**** DATA PROVIDED ****

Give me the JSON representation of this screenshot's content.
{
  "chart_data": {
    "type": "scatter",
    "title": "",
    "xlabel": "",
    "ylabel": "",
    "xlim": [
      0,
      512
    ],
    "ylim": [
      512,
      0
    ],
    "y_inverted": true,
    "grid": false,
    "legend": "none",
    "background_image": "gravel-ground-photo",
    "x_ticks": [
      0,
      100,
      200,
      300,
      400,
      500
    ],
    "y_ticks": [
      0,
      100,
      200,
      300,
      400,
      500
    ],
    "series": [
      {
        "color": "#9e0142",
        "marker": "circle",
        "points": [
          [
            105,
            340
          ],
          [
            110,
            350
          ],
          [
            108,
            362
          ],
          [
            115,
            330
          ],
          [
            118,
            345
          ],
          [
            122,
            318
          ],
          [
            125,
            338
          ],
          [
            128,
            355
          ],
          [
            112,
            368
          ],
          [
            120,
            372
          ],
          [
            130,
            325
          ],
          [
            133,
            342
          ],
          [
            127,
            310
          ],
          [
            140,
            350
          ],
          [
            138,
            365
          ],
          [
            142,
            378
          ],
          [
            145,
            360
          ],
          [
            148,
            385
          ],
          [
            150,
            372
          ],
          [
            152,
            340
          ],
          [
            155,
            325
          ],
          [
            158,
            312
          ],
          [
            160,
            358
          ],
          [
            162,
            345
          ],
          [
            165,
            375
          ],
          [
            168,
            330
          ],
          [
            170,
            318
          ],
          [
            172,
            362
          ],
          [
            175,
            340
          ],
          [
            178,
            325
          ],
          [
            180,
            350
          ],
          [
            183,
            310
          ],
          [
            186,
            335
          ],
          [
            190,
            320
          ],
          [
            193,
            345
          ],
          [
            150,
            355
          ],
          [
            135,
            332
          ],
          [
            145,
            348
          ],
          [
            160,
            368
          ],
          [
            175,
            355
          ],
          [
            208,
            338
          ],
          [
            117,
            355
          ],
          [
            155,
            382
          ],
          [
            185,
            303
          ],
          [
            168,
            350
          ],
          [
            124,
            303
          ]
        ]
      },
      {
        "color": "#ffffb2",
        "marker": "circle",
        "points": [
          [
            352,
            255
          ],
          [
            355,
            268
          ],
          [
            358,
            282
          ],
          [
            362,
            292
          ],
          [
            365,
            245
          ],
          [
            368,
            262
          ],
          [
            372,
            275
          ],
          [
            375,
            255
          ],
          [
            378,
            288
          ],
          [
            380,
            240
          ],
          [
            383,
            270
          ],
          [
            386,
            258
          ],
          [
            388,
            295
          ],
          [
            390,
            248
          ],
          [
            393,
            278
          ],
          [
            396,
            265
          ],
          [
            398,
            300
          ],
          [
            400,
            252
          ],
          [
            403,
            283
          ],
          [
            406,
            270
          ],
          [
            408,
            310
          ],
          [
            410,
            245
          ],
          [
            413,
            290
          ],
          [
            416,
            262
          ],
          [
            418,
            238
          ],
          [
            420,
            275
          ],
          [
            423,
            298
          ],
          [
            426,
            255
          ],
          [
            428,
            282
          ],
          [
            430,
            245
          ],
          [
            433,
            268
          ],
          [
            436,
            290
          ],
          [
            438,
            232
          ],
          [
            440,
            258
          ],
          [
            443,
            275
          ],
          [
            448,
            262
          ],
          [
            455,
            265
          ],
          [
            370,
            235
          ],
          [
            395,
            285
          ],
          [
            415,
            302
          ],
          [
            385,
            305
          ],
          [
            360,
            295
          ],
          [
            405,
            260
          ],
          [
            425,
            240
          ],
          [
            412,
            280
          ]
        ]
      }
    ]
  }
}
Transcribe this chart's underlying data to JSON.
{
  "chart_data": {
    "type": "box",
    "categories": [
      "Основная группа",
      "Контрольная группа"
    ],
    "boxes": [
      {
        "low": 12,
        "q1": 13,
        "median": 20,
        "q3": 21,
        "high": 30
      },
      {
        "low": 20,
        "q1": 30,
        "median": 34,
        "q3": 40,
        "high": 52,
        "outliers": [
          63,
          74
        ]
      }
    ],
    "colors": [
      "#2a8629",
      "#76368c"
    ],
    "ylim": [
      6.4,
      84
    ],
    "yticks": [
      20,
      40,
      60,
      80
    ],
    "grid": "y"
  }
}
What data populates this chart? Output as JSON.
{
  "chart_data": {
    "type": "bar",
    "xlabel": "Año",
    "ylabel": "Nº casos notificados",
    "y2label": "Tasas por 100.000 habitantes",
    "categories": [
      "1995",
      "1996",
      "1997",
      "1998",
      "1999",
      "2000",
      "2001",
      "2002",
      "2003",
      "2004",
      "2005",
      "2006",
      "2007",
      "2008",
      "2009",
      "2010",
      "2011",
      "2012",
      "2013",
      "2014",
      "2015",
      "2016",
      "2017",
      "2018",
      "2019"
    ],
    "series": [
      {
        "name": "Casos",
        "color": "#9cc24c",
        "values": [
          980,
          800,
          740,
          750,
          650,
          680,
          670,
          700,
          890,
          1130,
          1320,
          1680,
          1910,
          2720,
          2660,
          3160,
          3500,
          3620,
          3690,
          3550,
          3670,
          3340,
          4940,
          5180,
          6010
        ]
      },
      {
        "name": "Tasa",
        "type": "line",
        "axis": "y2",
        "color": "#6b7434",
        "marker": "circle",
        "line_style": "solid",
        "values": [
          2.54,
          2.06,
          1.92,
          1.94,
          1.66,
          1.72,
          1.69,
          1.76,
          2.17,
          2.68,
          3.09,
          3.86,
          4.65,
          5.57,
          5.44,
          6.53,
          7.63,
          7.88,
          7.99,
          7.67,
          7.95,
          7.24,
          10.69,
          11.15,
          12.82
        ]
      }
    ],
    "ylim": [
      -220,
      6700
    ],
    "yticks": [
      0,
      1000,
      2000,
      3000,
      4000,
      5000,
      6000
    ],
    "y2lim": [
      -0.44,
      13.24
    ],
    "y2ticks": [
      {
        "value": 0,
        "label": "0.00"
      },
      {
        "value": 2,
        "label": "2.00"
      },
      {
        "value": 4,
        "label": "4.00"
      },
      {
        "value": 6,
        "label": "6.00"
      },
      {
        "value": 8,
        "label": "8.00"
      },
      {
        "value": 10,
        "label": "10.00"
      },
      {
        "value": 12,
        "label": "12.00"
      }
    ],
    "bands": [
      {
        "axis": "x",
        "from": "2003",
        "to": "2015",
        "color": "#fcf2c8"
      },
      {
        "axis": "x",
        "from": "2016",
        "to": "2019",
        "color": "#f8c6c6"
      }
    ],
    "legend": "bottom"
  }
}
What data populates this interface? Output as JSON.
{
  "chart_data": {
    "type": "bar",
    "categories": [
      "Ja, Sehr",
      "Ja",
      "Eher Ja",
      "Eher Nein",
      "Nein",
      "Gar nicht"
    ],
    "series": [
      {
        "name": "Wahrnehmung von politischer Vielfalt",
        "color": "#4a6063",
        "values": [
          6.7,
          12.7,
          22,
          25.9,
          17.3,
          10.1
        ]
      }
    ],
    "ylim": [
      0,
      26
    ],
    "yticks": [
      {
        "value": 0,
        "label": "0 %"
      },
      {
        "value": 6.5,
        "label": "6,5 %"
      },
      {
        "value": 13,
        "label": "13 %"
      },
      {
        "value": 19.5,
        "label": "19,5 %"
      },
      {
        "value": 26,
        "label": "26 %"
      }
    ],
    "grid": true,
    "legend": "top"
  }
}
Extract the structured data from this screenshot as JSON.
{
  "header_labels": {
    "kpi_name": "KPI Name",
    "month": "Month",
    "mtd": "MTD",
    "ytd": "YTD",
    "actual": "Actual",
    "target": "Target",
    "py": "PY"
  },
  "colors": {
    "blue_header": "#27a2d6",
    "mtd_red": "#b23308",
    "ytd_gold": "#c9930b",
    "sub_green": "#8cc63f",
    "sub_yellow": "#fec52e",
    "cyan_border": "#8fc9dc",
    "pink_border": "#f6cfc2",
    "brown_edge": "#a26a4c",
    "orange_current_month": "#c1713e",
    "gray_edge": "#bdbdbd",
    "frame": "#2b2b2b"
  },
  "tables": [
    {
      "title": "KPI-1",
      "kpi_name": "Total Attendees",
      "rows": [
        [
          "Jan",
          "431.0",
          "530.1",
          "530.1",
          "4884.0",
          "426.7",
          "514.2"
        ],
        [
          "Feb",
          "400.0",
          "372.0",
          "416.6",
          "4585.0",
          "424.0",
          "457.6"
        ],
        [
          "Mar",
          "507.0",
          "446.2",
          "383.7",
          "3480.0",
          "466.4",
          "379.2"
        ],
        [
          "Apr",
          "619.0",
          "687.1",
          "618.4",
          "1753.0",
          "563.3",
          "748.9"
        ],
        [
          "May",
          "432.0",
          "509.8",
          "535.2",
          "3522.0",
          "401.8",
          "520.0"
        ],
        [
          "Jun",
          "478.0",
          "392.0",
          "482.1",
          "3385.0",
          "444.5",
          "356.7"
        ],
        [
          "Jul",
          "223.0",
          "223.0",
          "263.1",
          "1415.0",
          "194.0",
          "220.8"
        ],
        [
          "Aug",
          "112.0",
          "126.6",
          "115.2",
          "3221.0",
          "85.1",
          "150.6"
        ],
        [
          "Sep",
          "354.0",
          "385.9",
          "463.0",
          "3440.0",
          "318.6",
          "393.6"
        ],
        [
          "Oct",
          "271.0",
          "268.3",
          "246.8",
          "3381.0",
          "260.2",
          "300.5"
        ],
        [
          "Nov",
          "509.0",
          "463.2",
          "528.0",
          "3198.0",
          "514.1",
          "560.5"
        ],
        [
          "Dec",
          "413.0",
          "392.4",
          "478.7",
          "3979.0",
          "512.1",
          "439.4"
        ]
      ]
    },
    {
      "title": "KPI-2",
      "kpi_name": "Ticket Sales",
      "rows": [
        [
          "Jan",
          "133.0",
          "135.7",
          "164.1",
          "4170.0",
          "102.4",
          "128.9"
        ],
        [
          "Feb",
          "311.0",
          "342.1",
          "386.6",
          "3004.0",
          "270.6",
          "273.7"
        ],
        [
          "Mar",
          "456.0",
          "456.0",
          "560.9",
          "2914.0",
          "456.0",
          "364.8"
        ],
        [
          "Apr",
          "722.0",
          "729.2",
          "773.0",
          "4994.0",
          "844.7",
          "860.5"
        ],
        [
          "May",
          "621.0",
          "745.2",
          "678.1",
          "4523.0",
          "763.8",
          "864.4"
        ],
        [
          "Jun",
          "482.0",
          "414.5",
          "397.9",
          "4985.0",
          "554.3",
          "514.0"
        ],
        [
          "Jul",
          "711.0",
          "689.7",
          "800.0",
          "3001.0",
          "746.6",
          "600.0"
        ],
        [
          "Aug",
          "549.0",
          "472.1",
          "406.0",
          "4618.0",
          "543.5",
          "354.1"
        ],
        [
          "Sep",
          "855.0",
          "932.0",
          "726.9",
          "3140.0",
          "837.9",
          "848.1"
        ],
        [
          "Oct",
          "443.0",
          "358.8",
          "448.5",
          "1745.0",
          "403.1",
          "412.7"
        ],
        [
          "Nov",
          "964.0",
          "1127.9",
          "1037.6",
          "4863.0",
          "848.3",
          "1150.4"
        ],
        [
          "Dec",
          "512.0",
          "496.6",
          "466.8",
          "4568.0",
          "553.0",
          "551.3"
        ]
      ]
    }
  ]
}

****

REQUIREMENTS:
Provide the number of lines in these entries that hold the word "legend", without any accompanying text.

SOLUTION TO THIS EXERCISE:
3